**Work to be completed**
Locate the string "text" in the listing below. Copy every line where it is found.

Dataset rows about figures
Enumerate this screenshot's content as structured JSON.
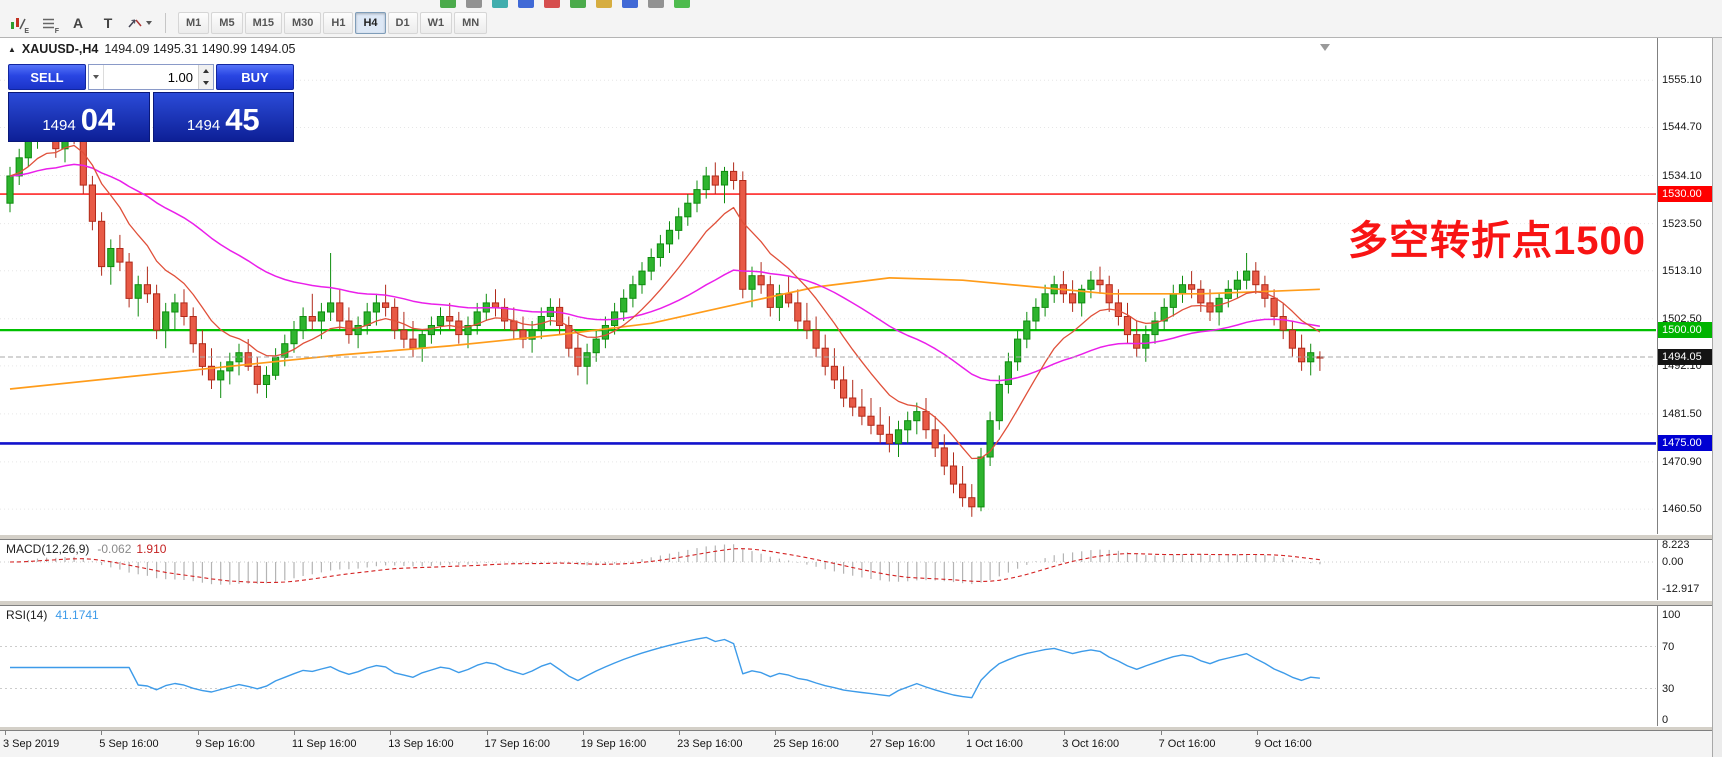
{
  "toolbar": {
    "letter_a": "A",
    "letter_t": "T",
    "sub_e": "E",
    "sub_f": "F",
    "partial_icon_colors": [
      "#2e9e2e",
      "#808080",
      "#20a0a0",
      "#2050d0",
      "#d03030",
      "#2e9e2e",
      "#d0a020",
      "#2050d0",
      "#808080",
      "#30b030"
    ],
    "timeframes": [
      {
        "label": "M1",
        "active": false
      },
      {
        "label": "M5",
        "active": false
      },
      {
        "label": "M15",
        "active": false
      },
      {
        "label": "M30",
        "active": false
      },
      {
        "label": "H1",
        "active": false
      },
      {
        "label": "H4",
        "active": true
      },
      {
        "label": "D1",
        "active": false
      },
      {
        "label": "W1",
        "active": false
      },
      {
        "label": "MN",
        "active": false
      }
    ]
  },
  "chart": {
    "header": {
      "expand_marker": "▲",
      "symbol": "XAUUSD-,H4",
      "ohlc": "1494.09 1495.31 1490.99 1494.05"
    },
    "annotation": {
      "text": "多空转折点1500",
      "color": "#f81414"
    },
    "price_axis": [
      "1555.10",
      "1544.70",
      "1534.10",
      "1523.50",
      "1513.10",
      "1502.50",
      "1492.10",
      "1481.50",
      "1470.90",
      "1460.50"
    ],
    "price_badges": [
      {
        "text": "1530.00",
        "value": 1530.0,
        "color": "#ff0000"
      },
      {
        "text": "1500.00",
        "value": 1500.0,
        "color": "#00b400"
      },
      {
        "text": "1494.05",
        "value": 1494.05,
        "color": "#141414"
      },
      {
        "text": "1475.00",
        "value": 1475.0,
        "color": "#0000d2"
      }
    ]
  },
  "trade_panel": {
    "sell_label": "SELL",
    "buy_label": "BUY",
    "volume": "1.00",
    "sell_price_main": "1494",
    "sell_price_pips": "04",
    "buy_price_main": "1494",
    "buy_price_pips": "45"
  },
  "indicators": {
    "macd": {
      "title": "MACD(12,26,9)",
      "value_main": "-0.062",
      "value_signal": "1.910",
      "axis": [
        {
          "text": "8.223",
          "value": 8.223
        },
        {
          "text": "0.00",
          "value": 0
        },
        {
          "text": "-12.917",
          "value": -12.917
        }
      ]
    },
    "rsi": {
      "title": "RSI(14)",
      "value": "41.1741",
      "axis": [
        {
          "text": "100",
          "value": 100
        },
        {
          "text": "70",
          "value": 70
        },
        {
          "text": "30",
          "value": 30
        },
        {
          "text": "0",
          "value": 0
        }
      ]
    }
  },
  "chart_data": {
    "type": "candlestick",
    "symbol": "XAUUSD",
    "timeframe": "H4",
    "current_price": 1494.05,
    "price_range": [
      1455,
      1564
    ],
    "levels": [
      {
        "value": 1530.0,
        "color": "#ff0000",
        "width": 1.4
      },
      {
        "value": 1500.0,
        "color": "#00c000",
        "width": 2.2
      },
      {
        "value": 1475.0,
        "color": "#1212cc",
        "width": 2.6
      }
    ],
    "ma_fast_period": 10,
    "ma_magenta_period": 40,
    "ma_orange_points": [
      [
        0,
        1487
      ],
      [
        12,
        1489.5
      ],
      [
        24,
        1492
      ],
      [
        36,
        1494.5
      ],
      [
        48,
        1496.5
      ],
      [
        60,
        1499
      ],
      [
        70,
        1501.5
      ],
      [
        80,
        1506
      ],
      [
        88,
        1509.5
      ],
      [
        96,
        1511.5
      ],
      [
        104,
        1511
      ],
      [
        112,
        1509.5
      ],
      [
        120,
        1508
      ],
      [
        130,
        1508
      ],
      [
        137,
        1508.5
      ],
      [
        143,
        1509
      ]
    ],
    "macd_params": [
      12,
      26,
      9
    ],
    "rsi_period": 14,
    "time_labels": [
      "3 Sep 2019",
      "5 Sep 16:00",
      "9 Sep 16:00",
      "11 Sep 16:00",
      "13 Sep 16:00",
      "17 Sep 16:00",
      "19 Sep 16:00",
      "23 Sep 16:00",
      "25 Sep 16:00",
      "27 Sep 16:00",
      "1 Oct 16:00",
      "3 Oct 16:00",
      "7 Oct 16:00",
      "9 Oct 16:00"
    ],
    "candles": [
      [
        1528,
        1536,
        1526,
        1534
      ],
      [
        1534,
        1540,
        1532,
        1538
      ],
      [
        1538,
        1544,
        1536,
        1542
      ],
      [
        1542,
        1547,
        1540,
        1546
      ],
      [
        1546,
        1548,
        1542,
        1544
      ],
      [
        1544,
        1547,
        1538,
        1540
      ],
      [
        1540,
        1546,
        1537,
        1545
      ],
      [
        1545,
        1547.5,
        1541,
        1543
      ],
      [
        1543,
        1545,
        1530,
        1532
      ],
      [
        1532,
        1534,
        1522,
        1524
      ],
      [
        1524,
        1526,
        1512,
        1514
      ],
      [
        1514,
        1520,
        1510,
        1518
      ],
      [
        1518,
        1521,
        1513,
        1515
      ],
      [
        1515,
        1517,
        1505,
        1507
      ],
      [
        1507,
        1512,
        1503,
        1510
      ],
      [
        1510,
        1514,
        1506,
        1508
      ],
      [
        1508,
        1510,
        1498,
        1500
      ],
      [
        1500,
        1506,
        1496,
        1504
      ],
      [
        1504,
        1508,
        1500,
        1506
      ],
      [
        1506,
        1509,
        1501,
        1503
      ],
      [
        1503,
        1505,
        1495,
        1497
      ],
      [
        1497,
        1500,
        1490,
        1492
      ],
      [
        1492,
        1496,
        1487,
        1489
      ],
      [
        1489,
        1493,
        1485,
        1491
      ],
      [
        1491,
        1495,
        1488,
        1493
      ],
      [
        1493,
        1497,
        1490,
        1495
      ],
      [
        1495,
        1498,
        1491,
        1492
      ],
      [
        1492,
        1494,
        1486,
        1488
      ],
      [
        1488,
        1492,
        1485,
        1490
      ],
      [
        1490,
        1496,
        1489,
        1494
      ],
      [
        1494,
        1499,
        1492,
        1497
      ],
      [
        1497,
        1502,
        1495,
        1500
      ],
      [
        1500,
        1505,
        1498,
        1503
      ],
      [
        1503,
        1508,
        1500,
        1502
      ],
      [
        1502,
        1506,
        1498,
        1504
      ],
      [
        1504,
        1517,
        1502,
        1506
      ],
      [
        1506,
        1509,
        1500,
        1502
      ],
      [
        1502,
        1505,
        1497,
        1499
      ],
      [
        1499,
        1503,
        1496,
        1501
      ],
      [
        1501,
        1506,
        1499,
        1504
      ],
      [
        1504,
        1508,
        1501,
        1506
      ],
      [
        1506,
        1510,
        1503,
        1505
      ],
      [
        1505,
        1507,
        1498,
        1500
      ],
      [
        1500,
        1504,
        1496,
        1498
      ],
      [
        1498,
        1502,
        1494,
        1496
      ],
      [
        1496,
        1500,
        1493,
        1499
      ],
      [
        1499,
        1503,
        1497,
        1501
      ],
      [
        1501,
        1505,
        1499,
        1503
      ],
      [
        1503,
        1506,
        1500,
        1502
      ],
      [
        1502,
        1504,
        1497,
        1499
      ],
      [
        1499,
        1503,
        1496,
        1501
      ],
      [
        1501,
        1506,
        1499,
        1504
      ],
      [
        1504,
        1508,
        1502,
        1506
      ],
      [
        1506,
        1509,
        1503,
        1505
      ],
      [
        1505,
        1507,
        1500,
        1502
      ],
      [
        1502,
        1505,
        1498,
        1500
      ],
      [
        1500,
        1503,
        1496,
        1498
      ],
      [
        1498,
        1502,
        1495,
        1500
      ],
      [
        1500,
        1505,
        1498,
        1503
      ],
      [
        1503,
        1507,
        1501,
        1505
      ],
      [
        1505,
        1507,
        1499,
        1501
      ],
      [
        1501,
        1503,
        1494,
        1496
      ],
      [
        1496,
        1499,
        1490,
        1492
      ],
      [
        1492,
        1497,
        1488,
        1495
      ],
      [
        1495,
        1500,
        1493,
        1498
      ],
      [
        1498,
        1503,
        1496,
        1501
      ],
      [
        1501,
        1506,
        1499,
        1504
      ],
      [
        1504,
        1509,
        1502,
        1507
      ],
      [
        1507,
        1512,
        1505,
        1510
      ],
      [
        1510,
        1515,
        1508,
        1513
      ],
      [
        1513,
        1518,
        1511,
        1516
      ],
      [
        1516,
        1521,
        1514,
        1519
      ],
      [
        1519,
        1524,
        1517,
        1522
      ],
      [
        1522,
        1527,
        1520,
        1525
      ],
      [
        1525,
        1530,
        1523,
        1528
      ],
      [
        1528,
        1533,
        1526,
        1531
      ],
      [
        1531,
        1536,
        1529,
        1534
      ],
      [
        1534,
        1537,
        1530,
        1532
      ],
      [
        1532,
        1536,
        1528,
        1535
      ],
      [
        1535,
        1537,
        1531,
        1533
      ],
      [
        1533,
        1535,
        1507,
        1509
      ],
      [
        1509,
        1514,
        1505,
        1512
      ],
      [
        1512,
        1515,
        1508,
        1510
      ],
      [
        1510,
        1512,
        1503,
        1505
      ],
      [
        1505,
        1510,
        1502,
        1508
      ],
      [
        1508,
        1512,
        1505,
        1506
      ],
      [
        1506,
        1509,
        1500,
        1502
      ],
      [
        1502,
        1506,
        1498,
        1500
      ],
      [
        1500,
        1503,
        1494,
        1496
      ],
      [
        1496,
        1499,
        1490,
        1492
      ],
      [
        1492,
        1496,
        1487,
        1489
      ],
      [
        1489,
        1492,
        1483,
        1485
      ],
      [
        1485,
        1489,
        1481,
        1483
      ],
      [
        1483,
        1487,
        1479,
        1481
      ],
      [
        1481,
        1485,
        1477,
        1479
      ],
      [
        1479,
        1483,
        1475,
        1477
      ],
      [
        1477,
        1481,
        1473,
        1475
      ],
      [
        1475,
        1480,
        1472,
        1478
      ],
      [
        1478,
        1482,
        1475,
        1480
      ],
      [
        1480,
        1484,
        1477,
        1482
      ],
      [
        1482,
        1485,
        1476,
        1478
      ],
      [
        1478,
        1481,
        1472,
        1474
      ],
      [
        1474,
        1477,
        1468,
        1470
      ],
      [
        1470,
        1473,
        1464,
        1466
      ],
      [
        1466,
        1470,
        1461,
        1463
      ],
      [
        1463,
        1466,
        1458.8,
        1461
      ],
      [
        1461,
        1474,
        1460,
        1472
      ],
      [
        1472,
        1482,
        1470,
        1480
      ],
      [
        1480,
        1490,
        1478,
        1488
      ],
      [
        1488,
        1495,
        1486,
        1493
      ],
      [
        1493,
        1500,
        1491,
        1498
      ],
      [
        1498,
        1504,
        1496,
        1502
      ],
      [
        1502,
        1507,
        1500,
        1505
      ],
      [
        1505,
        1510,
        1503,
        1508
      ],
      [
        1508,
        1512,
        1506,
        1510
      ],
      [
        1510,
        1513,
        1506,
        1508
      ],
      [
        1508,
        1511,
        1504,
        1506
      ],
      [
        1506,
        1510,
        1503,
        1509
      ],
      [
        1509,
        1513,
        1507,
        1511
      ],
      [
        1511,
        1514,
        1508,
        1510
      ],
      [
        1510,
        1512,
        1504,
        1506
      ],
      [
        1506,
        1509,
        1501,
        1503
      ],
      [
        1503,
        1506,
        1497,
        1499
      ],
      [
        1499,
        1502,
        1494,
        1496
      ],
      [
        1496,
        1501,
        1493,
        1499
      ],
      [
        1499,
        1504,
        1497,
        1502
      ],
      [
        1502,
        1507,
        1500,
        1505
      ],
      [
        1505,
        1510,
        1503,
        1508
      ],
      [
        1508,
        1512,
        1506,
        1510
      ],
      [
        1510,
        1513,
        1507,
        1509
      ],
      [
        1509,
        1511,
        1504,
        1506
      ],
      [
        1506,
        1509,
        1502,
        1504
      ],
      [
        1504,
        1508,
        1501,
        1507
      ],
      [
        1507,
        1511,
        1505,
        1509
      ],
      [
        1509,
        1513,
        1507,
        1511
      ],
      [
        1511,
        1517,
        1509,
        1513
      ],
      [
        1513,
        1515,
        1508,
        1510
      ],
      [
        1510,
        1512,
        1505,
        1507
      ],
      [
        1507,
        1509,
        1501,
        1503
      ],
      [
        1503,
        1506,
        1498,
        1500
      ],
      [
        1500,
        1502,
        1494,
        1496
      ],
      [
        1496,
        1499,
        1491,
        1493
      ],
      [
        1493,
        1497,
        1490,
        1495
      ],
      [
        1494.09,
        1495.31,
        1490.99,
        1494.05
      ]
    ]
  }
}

**Exercise response**
      "text": "多空转折点1500",
        "text": "1530.00",
        "text": "1500.00",
        "text": "1494.05",
        "text": "1475.00",
          "text": "8.223",
          "text": "0.00",
          "text": "-12.917",
          "text": "100",
          "text": "70",
          "text": "30",
          "text": "0",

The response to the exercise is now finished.